*THE RECORDS*:

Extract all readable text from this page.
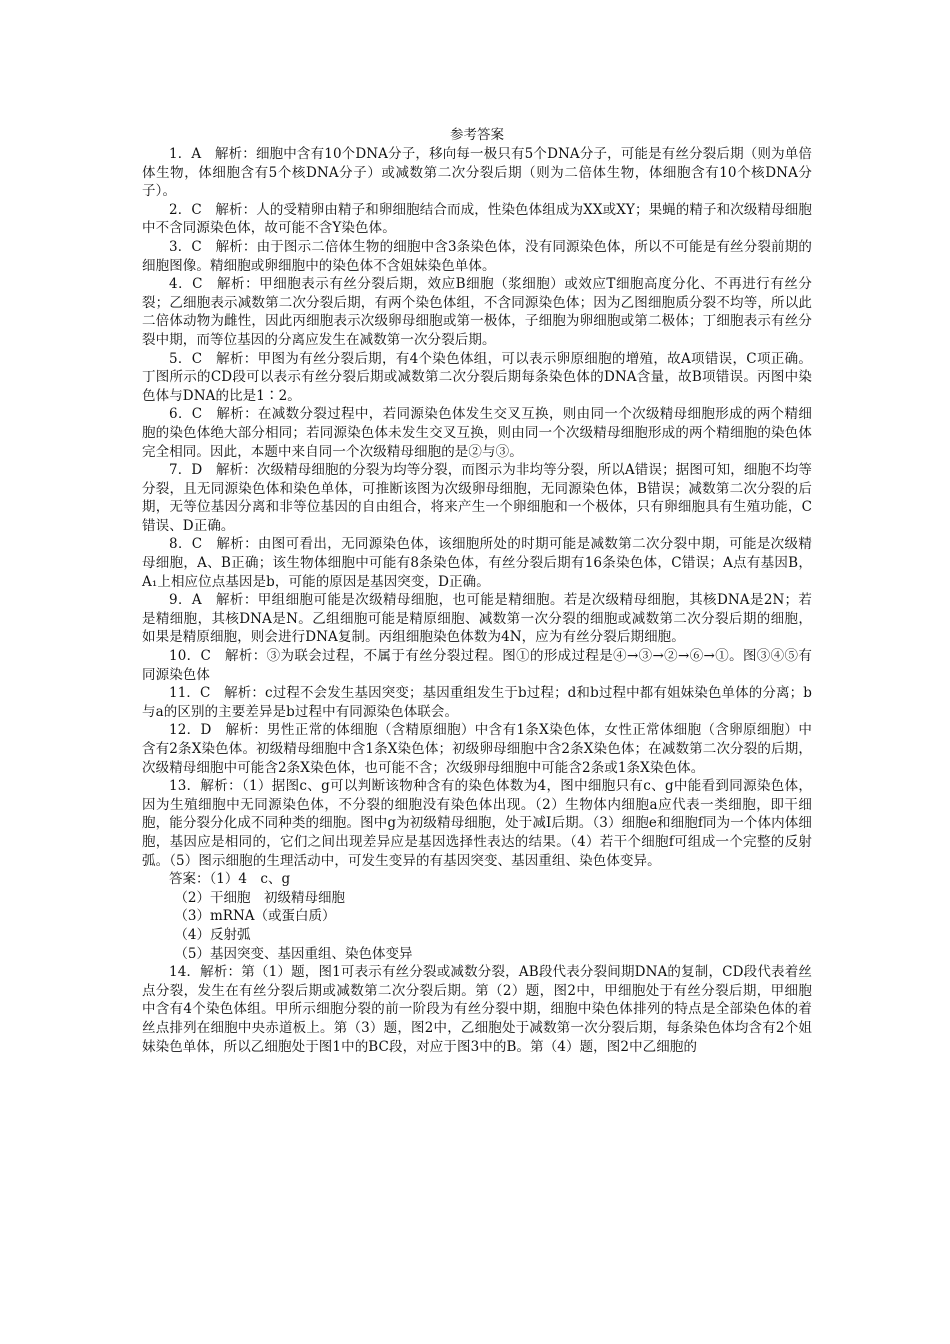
参考答案

1．A　解析：细胞中含有10个DNA分子，移向每一极只有5个DNA分子，可能是有丝分裂后期（则为单倍体生物，体细胞含有5个核DNA分子）或减数第二次分裂后期（则为二倍体生物，体细胞含有10个核DNA分子）。

2．C　解析：人的受精卵由精子和卵细胞结合而成，性染色体组成为XX或XY；果蝇的精子和次级精母细胞中不含同源染色体，故可能不含Y染色体。

3．C　解析：由于图示二倍体生物的细胞中含3条染色体，没有同源染色体，所以不可能是有丝分裂前期的细胞图像。精细胞或卵细胞中的染色体不含姐妹染色单体。

4．C　解析：甲细胞表示有丝分裂后期，效应B细胞（浆细胞）或效应T细胞高度分化、不再进行有丝分裂；乙细胞表示减数第二次分裂后期，有两个染色体组，不含同源染色体；因为乙图细胞质分裂不均等，所以此二倍体动物为雌性，因此丙细胞表示次级卵母细胞或第一极体，子细胞为卵细胞或第二极体；丁细胞表示有丝分裂中期，而等位基因的分离应发生在减数第一次分裂后期。

5．C　解析：甲图为有丝分裂后期，有4个染色体组，可以表示卵原细胞的增殖，故A项错误，C项正确。丁图所示的CD段可以表示有丝分裂后期或减数第二次分裂后期每条染色体的DNA含量，故B项错误。丙图中染色体与DNA的比是1∶2。

6．C　解析：在减数分裂过程中，若同源染色体发生交叉互换，则由同一个次级精母细胞形成的两个精细胞的染色体绝大部分相同；若同源染色体未发生交叉互换，则由同一个次级精母细胞形成的两个精细胞的染色体完全相同。因此，本题中来自同一个次级精母细胞的是②与③。

7．D　解析：次级精母细胞的分裂为均等分裂，而图示为非均等分裂，所以A错误；据图可知，细胞不均等分裂，且无同源染色体和染色单体，可推断该图为次级卵母细胞，无同源染色体，B错误；减数第二次分裂的后期，无等位基因分离和非等位基因的自由组合，将来产生一个卵细胞和一个极体，只有卵细胞具有生殖功能，C错误、D正确。

8．C　解析：由图可看出，无同源染色体，该细胞所处的时期可能是减数第二次分裂中期，可能是次级精母细胞，A、B正确；该生物体细胞中可能有8条染色体，有丝分裂后期有16条染色体，C错误；A点有基因B，A₁上相应位点基因是b，可能的原因是基因突变，D正确。

9．A　解析：甲组细胞可能是次级精母细胞，也可能是精细胞。若是次级精母细胞，其核DNA是2N；若是精细胞，其核DNA是N。乙组细胞可能是精原细胞、减数第一次分裂的细胞或减数第二次分裂后期的细胞，如果是精原细胞，则会进行DNA复制。丙组细胞染色体数为4N，应为有丝分裂后期细胞。

10．C　解析：③为联会过程，不属于有丝分裂过程。图①的形成过程是④→③→②→⑥→①。图③④⑤有同源染色体

11．C　解析：c过程不会发生基因突变；基因重组发生于b过程；d和b过程中都有姐妹染色单体的分离；b与a的区别的主要差异是b过程中有同源染色体联会。

12．D　解析：男性正常的体细胞（含精原细胞）中含有1条X染色体，女性正常体细胞（含卵原细胞）中含有2条X染色体。初级精母细胞中含1条X染色体；初级卵母细胞中含2条X染色体；在减数第二次分裂的后期，次级精母细胞中可能含2条X染色体，也可能不含；次级卵母细胞中可能含2条或1条X染色体。

13．解析：（1）据图c、g可以判断该物种含有的染色体数为4，图中细胞只有c、g中能看到同源染色体，因为生殖细胞中无同源染色体，不分裂的细胞没有染色体出现。（2）生物体内细胞a应代表一类细胞，即干细胞，能分裂分化成不同种类的细胞。图中g为初级精母细胞，处于减Ⅰ后期。（3）细胞e和细胞f同为一个体内体细胞，基因应是相同的，它们之间出现差异应是基因选择性表达的结果。（4）若干个细胞f可组成一个完整的反射弧。（5）图示细胞的生理活动中，可发生变异的有基因突变、基因重组、染色体变异。

答案：（1）4　c、g

（2）干细胞　初级精母细胞

（3）mRNA（或蛋白质）

（4）反射弧

（5）基因突变、基因重组、染色体变异

14．解析：第（1）题，图1可表示有丝分裂或减数分裂，AB段代表分裂间期DNA的复制，CD段代表着丝点分裂，发生在有丝分裂后期或减数第二次分裂后期。第（2）题，图2中，甲细胞处于有丝分裂后期，甲细胞中含有4个染色体组。甲所示细胞分裂的前一阶段为有丝分裂中期，细胞中染色体排列的特点是全部染色体的着丝点排列在细胞中央赤道板上。第（3）题，图2中，乙细胞处于减数第一次分裂后期，每条染色体均含有2个姐妹染色单体，所以乙细胞处于图1中的BC段，对应于图3中的B。第（4）题，图2中乙细胞的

*PROBLEM REQUIREMENTS*: Say how many lines of the records include the string "染色体变异"; the number alone is enough.

*ANSWER SPACE*: 2